Comunicación

El lujo somete a la prensa económica

La entrada de LVMH en 'Les Echos' pone en pie de guerra a la redacción

Un gran 'La prensa económica está en peligro' llenaba ayer la portada del diario La Tribune. La segunda cabecera económica detrás de su único competidor, Les Echos, dedicaba la mitad de sus páginas a alertar sobre la pérdida de independencia editorial de ambos diarios que se avecina. Su homólogo ayer no acudió a su cita con los lectores. Tampoco se presentó en los quioscos el martes, después de que el 70% de la redacción votara a favor de una huelga en protesta por la venta de Les Echos, hoy en manos del grupo Pearson (Financial Times) al gigante del lujo LVMH (Louis Vuitton).

Después de cuatro meses de batalla jurídica, el todopoderoso Bernard Arnault, el hombre más rico de Francia propietario del grupo de lujo LVMH ganó el lunes la primera manga. La justicia le dio luz verde a la compra de un nuevo producto para su colección, el diario Les Echos, un sueño acariciado desde hacía tiempo. El entorno del séptimo hombre más rico del mundo, según la revista Forbes, había dejado caer 'lo quiere, y lo tendrá'. Y así ha sido, por 240 millones de euros. El anuncio de la compra a la redacción, a última hora del lunes, cayó como una bomba. Les Echos teme no sólo por el futuro de los empleos, sino sobre todo por su independencia editorial. En lo que va de año el grupo propietario de marcas como Louis Vuitton, Dior, Kenzo, Sephora, TagHeuer, y también presente en el sector agroalimentario, ha sido citado en el primer diario económico de Francia hasta 130 veces. Por ello, las garantías de independencia y sociales prometidas por Pearson y LVMH no bastan al diario, que exige derecho de veto sobre los diferentes estatus del personal del periódico. 'El veto sobre el nombramiento del director', propuesto por el grupo de lujo, 'no basta mientras puedan modificarse condiciones sin derecho de veto'.

Pearson, sin embargo, considera que 'hemos negociado el mejor acuerdo sobre la independencia editorial de todos los diarios de Europa'.

El grupo galo negocia con el empresario Alain Weill la venta de 'La Tribune'

Ahora, las autoridades de la competencia deben dar su visto bueno. De ahí que Arnaud haya decidido vender La Tribune, que adquirió en 1993. La agencia Bloomberg informaba ayer que el grupo negociaba en exclusiva la venta del diario con el empresario Alain Weill.

La Tribune decía ayer en sus páginas que 'el propietario de Les Echos tiene que elegir a quién va a ceder su único competidor, el número uno va a elegir su rival'. La tensión ha llegado a la clase política. Mientras el consejero cultural del presidente Nicolas Sarkozy (próximo de la mayoría de los patrones de medios) juzgaba la venta de Les Echos 'una formidable noticia', el presidente del Grupo parlamentario Socialista, Jean-Marc Ayrault, la tachaba de 'dramática'. 'Hay una realidad de la prensa francesa especialmente preocupante, el poder está en un puñado de manos', insistió.

TAREAS POR HACER:
**a.** Según el artículo sobre Les Echos, ¿por qué cantidad compró LVMH el diario?
**b.** Enumera todas las marcas que el artículo sobre Les Echos atribuye al grupo LVMH.
**c.** Reproduce el fragmento del artículo sobre Les Echos que empieza con "Ahora, las autoridades" y continúa hasta "empresario Alain Weill.".
Las líneas que vienen a continuación son material aparte y no guardan relación con el artículo sobre Les Echos.

LÍNEAS DE DATOS:
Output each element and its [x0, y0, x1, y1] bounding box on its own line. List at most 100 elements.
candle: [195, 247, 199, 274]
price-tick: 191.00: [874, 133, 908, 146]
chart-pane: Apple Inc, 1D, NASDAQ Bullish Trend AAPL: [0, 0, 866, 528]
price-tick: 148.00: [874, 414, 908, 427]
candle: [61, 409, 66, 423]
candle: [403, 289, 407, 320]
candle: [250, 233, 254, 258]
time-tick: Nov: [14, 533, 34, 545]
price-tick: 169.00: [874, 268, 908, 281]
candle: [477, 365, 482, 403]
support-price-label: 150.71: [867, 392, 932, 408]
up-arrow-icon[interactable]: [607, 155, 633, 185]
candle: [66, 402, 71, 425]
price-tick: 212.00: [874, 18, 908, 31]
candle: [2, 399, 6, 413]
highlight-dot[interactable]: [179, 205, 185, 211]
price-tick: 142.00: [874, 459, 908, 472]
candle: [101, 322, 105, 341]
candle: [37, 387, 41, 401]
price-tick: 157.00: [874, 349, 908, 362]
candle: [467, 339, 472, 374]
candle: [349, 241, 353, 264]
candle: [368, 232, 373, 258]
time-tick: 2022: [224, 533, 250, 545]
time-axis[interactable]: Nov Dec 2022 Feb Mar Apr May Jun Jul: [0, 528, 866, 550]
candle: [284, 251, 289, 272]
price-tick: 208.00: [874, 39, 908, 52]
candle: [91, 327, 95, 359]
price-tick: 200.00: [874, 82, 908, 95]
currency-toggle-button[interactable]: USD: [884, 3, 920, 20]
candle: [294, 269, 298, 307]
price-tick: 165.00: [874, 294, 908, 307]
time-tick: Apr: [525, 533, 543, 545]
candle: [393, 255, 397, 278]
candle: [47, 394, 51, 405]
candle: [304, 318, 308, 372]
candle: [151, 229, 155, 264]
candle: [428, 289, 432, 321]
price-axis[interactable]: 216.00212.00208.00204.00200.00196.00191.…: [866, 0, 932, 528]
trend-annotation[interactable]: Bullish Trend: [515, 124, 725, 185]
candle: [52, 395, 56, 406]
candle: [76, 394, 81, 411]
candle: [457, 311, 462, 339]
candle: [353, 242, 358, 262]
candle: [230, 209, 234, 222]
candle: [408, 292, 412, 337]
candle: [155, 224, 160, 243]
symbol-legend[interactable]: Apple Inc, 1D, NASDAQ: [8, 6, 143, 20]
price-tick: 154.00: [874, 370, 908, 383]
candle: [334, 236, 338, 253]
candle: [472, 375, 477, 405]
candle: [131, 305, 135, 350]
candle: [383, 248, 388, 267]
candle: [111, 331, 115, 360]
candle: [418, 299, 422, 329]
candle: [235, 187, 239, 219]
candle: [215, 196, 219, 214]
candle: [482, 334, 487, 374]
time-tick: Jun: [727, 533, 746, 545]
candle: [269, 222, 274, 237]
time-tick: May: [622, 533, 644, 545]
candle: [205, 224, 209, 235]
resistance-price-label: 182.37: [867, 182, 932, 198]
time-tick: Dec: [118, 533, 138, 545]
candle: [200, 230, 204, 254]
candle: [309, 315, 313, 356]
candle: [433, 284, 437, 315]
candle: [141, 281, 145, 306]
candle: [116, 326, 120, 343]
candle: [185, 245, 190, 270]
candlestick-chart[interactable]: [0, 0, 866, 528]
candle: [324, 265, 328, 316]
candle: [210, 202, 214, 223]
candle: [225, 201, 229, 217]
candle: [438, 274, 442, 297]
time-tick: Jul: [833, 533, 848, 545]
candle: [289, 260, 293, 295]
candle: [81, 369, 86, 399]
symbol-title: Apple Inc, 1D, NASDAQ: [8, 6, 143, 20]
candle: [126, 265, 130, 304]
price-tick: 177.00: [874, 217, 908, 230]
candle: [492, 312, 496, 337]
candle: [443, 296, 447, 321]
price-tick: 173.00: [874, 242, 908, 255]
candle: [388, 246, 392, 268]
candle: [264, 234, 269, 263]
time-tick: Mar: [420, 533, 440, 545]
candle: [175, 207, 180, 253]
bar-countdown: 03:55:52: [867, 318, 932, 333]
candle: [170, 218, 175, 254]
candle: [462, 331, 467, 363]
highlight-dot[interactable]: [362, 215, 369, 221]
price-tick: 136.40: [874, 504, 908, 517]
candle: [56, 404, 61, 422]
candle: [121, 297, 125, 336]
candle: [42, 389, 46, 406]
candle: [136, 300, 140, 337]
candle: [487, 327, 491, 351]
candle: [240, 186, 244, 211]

RESPUESTAS:
**a.** Por 240 millones de euros.

**b.** Louis Vuitton, Dior, Kenzo, Sephora, TagHeuer

**c.**
Ahora, las autoridades de la competencia deben dar su visto bueno. De ahí que Arnaud haya decidido vender La Tribune, que adquirió en 1993. La agencia Bloomberg informaba ayer que el grupo negociaba en exclusiva la venta del diario con el empresario Alain Weill.